[TRECHO DO DOCUMENTO]

Cuiabá, Sábado, 21 de Fevereiro de 2026
AUMENTO DE 4,1%
21.02.2026 | 14h08 Tamanho do texto A- A+

Abilio diz ser contra reajuste da tarifa de água e avalia acionar TJ

Concessionária pode aplicar o reajuste independente de autorização formal da Prefeitura ou da agência

Victor Ostetti/MidiaNews

O prefeito de Cuiabá, Abilio Brunini, que pode acionar Justiça contra aumento de tarifa da água

O prefeito de Cuiabá, Abilio Brunini, que pode acionar Justiça contra aumento de tarifa da água

DA REDAÇÃO

O prefeito de Cuiabá, Abilio Brunini (PL), afirmou que não irá assinar o reajuste anual de 4,1% nas tarifas de abastecimento de água e esgotamento sanitário na capital.

 

A Prefeitura informou que continuará acompanhando de perto a execução do contrato e a qualidade dos serviços

O percentual foi calculado conforme as regras previstas no Contrato de Concessão nº 14/2011, firmado na gestão passada, e na legislação federal de saneamento básico.

 

Apesar de o índice estar previsto contratualmente, o prefeito encaminhou o tema aos setores competentes do Município para avaliar medidas jurídicas e administrativas que possam impedir a aplicação do aumento.

 

Segundo ele, a prioridade da gestão é proteger o orçamento das famílias cuiabanas, especialmente diante do cenário econômico atual.

[/TRECHO DO DOCUMENTO]
[LINHAS EXTRAÍDAS]

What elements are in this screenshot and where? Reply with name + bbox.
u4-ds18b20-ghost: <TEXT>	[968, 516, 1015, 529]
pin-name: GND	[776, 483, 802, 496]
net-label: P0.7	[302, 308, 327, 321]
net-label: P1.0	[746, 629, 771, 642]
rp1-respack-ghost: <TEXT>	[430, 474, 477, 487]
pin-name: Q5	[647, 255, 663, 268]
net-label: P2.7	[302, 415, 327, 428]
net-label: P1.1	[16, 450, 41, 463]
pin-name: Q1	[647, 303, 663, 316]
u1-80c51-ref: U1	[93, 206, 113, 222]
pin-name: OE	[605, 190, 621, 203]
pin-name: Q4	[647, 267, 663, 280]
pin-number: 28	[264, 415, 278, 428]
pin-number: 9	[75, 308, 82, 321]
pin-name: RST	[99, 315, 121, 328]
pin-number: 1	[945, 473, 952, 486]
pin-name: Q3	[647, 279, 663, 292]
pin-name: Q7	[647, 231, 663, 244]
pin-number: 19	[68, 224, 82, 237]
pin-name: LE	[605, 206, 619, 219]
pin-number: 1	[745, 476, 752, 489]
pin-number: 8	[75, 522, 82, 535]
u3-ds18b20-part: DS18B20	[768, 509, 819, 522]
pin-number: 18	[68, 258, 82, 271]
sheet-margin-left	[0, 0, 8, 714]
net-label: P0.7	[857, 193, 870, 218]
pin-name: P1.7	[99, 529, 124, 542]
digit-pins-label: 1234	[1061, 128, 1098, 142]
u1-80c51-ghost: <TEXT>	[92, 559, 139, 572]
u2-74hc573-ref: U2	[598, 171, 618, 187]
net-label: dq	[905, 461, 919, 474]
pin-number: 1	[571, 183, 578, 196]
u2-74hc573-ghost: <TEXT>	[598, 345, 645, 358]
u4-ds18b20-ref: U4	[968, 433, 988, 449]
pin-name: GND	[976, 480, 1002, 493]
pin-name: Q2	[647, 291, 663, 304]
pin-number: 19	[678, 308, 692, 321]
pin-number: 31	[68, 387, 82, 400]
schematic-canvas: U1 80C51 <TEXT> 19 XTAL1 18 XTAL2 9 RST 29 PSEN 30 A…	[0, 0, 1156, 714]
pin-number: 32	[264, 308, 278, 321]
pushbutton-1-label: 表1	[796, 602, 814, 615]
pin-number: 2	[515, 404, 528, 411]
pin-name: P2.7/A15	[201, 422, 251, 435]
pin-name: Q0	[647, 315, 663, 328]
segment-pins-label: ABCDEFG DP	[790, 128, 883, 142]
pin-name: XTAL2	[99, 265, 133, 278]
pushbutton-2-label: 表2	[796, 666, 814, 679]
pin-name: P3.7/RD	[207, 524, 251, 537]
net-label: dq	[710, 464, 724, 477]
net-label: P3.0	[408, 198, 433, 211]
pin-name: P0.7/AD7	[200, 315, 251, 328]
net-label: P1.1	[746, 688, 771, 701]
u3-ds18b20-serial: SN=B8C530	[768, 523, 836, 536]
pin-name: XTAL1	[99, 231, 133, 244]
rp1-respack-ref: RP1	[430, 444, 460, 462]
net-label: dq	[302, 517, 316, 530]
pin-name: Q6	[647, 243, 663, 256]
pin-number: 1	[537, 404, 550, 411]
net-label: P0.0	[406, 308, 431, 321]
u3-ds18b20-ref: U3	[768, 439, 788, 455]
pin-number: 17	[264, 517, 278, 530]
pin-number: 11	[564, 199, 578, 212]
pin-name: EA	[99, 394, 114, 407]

[/LINHAS EXTRAÍDAS]

Segundo a notícia sobre a tarifa de água em Cuiabá, qual é o percentual do reajuste anual que o prefeito afirmou que não irá assinar?

4,1%